[START OF Supplied information]

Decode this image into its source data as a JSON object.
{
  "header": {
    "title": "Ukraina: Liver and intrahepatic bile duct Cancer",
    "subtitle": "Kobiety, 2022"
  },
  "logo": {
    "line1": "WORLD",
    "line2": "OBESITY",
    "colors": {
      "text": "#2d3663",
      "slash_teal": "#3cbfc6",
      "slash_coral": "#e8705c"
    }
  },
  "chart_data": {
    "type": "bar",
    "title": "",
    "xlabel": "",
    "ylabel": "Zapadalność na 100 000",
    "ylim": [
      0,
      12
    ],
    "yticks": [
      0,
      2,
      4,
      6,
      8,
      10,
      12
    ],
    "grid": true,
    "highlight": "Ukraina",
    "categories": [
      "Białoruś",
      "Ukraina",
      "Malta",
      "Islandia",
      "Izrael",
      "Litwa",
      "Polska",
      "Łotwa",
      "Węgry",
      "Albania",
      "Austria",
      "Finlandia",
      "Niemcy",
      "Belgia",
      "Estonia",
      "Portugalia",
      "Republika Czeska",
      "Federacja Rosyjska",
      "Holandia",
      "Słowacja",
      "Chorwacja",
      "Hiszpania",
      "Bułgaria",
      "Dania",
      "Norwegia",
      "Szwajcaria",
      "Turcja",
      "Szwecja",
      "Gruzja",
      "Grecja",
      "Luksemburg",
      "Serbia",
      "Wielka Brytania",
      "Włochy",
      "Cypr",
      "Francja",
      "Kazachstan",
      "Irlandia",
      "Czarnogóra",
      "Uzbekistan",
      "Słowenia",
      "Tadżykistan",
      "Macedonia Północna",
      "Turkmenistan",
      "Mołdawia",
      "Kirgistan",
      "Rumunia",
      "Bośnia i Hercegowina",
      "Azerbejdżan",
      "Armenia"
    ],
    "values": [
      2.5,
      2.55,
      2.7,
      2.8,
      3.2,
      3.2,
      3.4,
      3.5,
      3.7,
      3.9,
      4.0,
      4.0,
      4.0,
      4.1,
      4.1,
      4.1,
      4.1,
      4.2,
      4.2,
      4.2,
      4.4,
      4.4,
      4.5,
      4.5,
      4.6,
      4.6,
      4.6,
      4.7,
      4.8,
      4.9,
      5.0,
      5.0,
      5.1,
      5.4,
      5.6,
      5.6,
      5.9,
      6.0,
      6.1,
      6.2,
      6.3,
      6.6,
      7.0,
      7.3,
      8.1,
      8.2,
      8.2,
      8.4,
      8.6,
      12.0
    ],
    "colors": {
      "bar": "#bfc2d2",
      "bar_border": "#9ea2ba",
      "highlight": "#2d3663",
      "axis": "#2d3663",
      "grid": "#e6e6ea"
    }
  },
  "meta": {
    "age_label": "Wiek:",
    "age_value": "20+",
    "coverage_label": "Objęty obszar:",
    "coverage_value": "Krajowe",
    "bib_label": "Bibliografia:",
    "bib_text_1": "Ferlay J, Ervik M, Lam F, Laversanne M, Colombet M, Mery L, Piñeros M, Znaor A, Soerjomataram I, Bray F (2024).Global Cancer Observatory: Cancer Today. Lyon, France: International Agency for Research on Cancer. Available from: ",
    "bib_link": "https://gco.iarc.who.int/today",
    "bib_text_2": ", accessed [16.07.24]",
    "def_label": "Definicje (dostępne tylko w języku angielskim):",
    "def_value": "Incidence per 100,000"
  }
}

[END OF Supplied information]

Problem details
Copy out each line exactly as written.

Result of the task
Decode this image into its source data as a JSON object.
{
  "header": {
    "title": "Ukraina: Liver and intrahepatic bile duct Cancer",
    "subtitle": "Kobiety, 2022"
  },
  "logo": {
    "line1": "WORLD",
    "line2": "OBESITY",
    "colors": {
      "text": "#2d3663",
      "slash_teal": "#3cbfc6",
      "slash_coral": "#e8705c"
    }
  },
  "chart_data": {
    "type": "bar",
    "title": "",
    "xlabel": "",
    "ylabel": "Zapadalność na 100 000",
    "ylim": [
      0,
      12
    ],
    "yticks": [
      0,
      2,
      4,
      6,
      8,
      10,
      12
    ],
    "grid": true,
    "highlight": "Ukraina",
    "categories": [
      "Białoruś",
      "Ukraina",
      "Malta",
      "Islandia",
      "Izrael",
      "Litwa",
      "Polska",
      "Łotwa",
      "Węgry",
      "Albania",
      "Austria",
      "Finlandia",
      "Niemcy",
      "Belgia",
      "Estonia",
      "Portugalia",
      "Republika Czeska",
      "Federacja Rosyjska",
      "Holandia",
      "Słowacja",
      "Chorwacja",
      "Hiszpania",
      "Bułgaria",
      "Dania",
      "Norwegia",
      "Szwajcaria",
      "Turcja",
      "Szwecja",
      "Gruzja",
      "Grecja",
      "Luksemburg",
      "Serbia",
      "Wielka Brytania",
      "Włochy",
      "Cypr",
      "Francja",
      "Kazachstan",
      "Irlandia",
      "Czarnogóra",
      "Uzbekistan",
      "Słowenia",
      "Tadżykistan",
      "Macedonia Północna",
      "Turkmenistan",
      "Mołdawia",
      "Kirgistan",
      "Rumunia",
      "Bośnia i Hercegowina",
      "Azerbejdżan",
      "Armenia"
    ],
    "values": [
      2.5,
      2.55,
      2.7,
      2.8,
      3.2,
      3.2,
      3.4,
      3.5,
      3.7,
      3.9,
      4.0,
      4.0,
      4.0,
      4.1,
      4.1,
      4.1,
      4.1,
      4.2,
      4.2,
      4.2,
      4.4,
      4.4,
      4.5,
      4.5,
      4.6,
      4.6,
      4.6,
      4.7,
      4.8,
      4.9,
      5.0,
      5.0,
      5.1,
      5.4,
      5.6,
      5.6,
      5.9,
      6.0,
      6.1,
      6.2,
      6.3,
      6.6,
      7.0,
      7.3,
      8.1,
      8.2,
      8.2,
      8.4,
      8.6,
      12.0
    ],
    "colors": {
      "bar": "#bfc2d2",
      "bar_border": "#9ea2ba",
      "highlight": "#2d3663",
      "axis": "#2d3663",
      "grid": "#e6e6ea"
    }
  },
  "meta": {
    "age_label": "Wiek:",
    "age_value": "20+",
    "coverage_label": "Objęty obszar:",
    "coverage_value": "Krajowe",
    "bib_label": "Bibliografia:",
    "bib_text_1": "Ferlay J, Ervik M, Lam F, Laversanne M, Colombet M, Mery L, Piñeros M, Znaor A, Soerjomataram I, Bray F (2024).Global Cancer Observatory: Cancer Today. Lyon, France: International Agency for Research on Cancer. Available from: ",
    "bib_link": "https://gco.iarc.who.int/today",
    "bib_text_2": ", accessed [16.07.24]",
    "def_label": "Definicje (dostępne tylko w języku angielskim):",
    "def_value": "Incidence per 100,000"
  }
}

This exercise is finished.